━━━━━ Record excerpts ━━━━━

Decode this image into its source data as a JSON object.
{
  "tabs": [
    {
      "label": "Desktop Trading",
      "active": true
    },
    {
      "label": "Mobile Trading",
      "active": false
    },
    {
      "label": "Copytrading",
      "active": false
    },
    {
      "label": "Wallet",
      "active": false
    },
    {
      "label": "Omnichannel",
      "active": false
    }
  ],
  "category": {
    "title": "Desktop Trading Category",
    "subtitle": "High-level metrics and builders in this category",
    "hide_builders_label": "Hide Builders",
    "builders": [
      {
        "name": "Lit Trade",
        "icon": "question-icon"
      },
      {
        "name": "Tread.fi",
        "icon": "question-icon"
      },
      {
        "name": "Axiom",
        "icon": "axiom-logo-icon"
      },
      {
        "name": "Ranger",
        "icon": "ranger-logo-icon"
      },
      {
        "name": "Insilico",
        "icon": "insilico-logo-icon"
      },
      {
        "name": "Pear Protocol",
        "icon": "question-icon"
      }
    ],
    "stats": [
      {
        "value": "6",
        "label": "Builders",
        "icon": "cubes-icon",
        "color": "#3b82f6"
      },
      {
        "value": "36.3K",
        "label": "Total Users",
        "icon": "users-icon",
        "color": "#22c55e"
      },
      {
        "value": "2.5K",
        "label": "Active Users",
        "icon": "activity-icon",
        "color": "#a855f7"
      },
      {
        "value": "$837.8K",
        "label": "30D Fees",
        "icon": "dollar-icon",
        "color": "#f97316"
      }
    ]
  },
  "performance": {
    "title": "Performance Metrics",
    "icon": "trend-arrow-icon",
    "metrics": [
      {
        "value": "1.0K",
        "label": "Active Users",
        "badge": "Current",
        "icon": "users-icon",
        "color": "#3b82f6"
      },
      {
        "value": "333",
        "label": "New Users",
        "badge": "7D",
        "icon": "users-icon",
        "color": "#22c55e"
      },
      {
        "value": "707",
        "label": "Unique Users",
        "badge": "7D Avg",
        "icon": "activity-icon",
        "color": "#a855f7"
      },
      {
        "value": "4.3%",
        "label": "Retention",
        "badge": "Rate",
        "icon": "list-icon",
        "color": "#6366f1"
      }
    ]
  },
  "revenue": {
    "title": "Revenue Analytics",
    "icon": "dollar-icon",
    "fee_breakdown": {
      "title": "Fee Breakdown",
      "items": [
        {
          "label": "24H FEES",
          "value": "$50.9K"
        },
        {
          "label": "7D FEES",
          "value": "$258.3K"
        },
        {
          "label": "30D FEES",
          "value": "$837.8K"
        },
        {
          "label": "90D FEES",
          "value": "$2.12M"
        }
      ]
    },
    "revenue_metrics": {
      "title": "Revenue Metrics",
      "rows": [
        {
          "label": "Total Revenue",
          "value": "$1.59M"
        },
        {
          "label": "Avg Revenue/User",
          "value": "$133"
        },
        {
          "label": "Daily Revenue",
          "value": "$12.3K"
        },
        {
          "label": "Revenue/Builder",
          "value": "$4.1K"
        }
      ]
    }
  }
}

━━━━━

* **Written problem**:
Set down the material above again, word for word.

* **Full output**:
Decode this image into its source data as a JSON object.
{
  "tabs": [
    {
      "label": "Desktop Trading",
      "active": true
    },
    {
      "label": "Mobile Trading",
      "active": false
    },
    {
      "label": "Copytrading",
      "active": false
    },
    {
      "label": "Wallet",
      "active": false
    },
    {
      "label": "Omnichannel",
      "active": false
    }
  ],
  "category": {
    "title": "Desktop Trading Category",
    "subtitle": "High-level metrics and builders in this category",
    "hide_builders_label": "Hide Builders",
    "builders": [
      {
        "name": "Lit Trade",
        "icon": "question-icon"
      },
      {
        "name": "Tread.fi",
        "icon": "question-icon"
      },
      {
        "name": "Axiom",
        "icon": "axiom-logo-icon"
      },
      {
        "name": "Ranger",
        "icon": "ranger-logo-icon"
      },
      {
        "name": "Insilico",
        "icon": "insilico-logo-icon"
      },
      {
        "name": "Pear Protocol",
        "icon": "question-icon"
      }
    ],
    "stats": [
      {
        "value": "6",
        "label": "Builders",
        "icon": "cubes-icon",
        "color": "#3b82f6"
      },
      {
        "value": "36.3K",
        "label": "Total Users",
        "icon": "users-icon",
        "color": "#22c55e"
      },
      {
        "value": "2.5K",
        "label": "Active Users",
        "icon": "activity-icon",
        "color": "#a855f7"
      },
      {
        "value": "$837.8K",
        "label": "30D Fees",
        "icon": "dollar-icon",
        "color": "#f97316"
      }
    ]
  },
  "performance": {
    "title": "Performance Metrics",
    "icon": "trend-arrow-icon",
    "metrics": [
      {
        "value": "1.0K",
        "label": "Active Users",
        "badge": "Current",
        "icon": "users-icon",
        "color": "#3b82f6"
      },
      {
        "value": "333",
        "label": "New Users",
        "badge": "7D",
        "icon": "users-icon",
        "color": "#22c55e"
      },
      {
        "value": "707",
        "label": "Unique Users",
        "badge": "7D Avg",
        "icon": "activity-icon",
        "color": "#a855f7"
      },
      {
        "value": "4.3%",
        "label": "Retention",
        "badge": "Rate",
        "icon": "list-icon",
        "color": "#6366f1"
      }
    ]
  },
  "revenue": {
    "title": "Revenue Analytics",
    "icon": "dollar-icon",
    "fee_breakdown": {
      "title": "Fee Breakdown",
      "items": [
        {
          "label": "24H FEES",
          "value": "$50.9K"
        },
        {
          "label": "7D FEES",
          "value": "$258.3K"
        },
        {
          "label": "30D FEES",
          "value": "$837.8K"
        },
        {
          "label": "90D FEES",
          "value": "$2.12M"
        }
      ]
    },
    "revenue_metrics": {
      "title": "Revenue Metrics",
      "rows": [
        {
          "label": "Total Revenue",
          "value": "$1.59M"
        },
        {
          "label": "Avg Revenue/User",
          "value": "$133"
        },
        {
          "label": "Daily Revenue",
          "value": "$12.3K"
        },
        {
          "label": "Revenue/Builder",
          "value": "$4.1K"
        }
      ]
    }
  }
}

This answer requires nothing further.